TASK TO CARRY OUT >>
Your task is to copy every line of the entries that contains "signals".
........
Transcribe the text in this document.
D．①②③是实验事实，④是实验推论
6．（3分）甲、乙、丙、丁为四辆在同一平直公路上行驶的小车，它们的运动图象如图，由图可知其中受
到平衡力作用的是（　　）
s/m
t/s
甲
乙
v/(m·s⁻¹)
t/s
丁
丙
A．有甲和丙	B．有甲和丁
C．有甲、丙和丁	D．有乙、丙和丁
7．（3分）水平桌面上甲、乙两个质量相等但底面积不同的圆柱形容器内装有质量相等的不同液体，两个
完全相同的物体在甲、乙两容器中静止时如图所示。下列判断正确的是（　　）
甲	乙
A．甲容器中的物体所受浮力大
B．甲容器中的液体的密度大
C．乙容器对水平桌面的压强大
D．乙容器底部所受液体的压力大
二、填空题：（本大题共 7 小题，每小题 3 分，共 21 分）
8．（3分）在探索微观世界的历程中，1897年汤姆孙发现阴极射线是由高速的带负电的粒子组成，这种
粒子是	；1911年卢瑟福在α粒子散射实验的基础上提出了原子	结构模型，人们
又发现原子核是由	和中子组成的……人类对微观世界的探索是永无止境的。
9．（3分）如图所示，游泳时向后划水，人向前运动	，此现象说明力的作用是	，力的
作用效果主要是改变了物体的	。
........
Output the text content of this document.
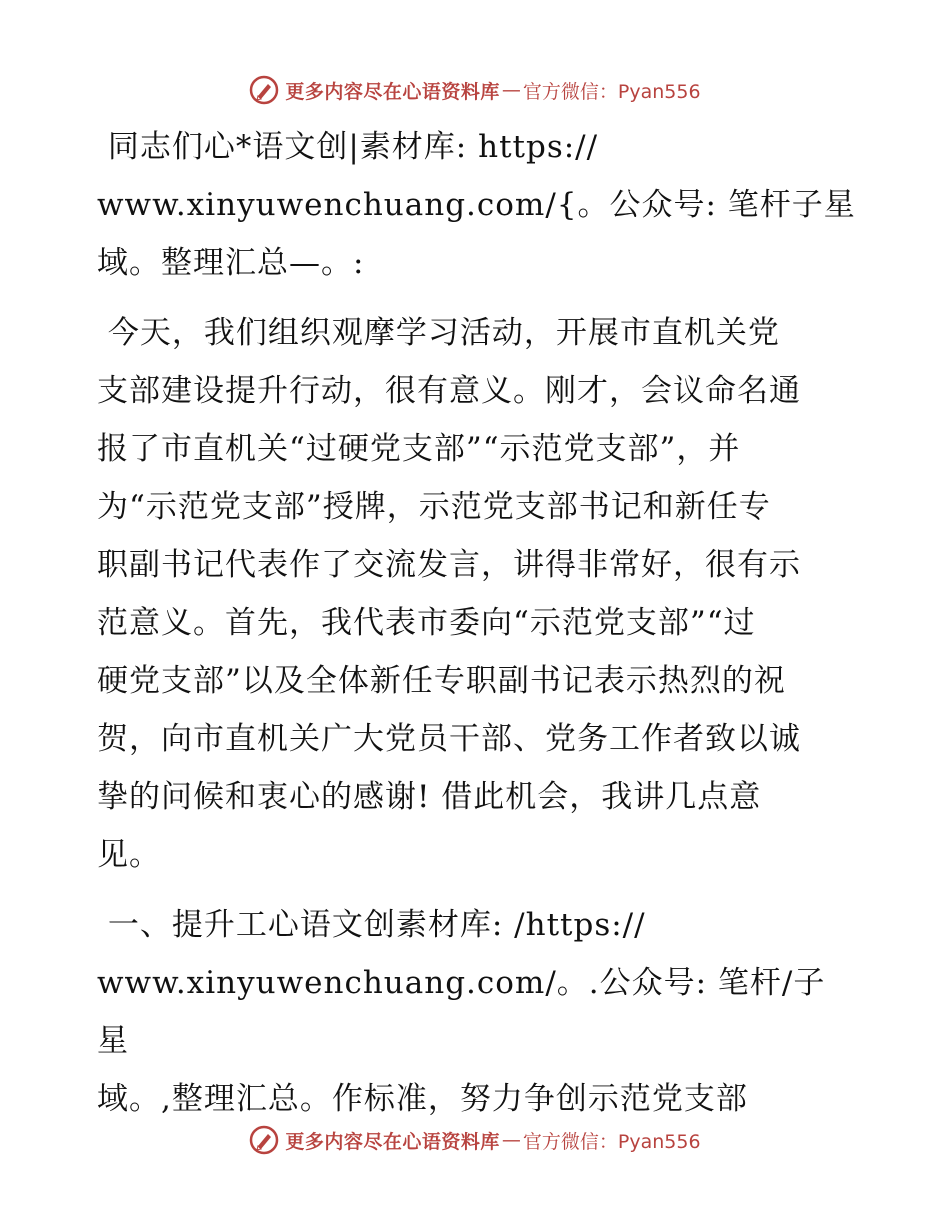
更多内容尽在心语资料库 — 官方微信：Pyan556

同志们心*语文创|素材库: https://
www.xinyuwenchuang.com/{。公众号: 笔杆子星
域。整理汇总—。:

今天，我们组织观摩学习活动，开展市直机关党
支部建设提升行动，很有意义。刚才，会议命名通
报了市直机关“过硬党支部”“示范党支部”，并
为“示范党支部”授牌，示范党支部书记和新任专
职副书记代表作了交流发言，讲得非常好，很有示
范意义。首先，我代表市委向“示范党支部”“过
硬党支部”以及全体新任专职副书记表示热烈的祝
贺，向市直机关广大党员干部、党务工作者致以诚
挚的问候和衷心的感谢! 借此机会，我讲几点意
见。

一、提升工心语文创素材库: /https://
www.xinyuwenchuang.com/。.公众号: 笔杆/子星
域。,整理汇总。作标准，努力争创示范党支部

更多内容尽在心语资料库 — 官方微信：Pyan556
........
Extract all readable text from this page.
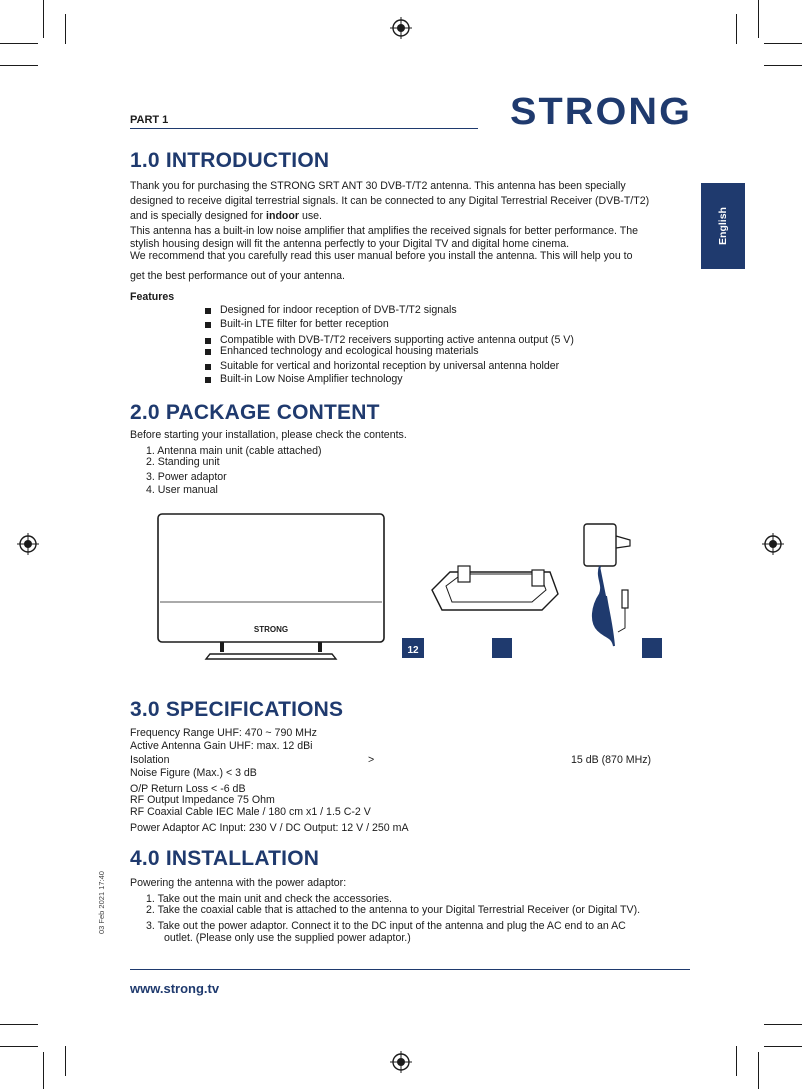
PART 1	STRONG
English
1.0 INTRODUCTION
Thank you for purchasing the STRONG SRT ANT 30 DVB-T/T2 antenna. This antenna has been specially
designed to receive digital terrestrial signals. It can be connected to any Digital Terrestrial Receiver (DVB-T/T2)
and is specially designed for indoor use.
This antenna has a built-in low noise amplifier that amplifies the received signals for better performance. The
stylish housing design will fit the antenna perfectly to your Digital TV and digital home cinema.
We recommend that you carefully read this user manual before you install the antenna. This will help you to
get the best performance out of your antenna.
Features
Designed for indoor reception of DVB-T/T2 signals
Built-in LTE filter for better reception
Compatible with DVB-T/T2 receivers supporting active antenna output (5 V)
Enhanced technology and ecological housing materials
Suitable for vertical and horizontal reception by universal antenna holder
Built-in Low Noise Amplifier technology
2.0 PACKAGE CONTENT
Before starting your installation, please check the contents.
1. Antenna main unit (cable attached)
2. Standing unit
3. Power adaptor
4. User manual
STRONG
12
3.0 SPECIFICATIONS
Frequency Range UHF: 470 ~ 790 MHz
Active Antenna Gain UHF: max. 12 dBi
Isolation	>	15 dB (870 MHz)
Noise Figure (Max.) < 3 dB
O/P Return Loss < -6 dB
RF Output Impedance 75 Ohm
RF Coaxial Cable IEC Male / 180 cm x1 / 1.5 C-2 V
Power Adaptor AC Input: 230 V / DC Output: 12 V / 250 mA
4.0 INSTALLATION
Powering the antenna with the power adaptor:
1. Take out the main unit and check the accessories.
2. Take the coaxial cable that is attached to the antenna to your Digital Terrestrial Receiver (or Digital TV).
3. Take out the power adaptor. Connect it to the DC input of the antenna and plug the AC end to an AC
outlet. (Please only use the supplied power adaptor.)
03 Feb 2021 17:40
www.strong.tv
........
WRITTEN RESPONSE >>
designed to receive digital terrestrial signals. It can be connected to any Digital Terrestrial Receiver (DVB-T/T2)
This antenna has a built-in low noise amplifier that amplifies the received signals for better performance. The
Designed for indoor reception of DVB-T/T2 signals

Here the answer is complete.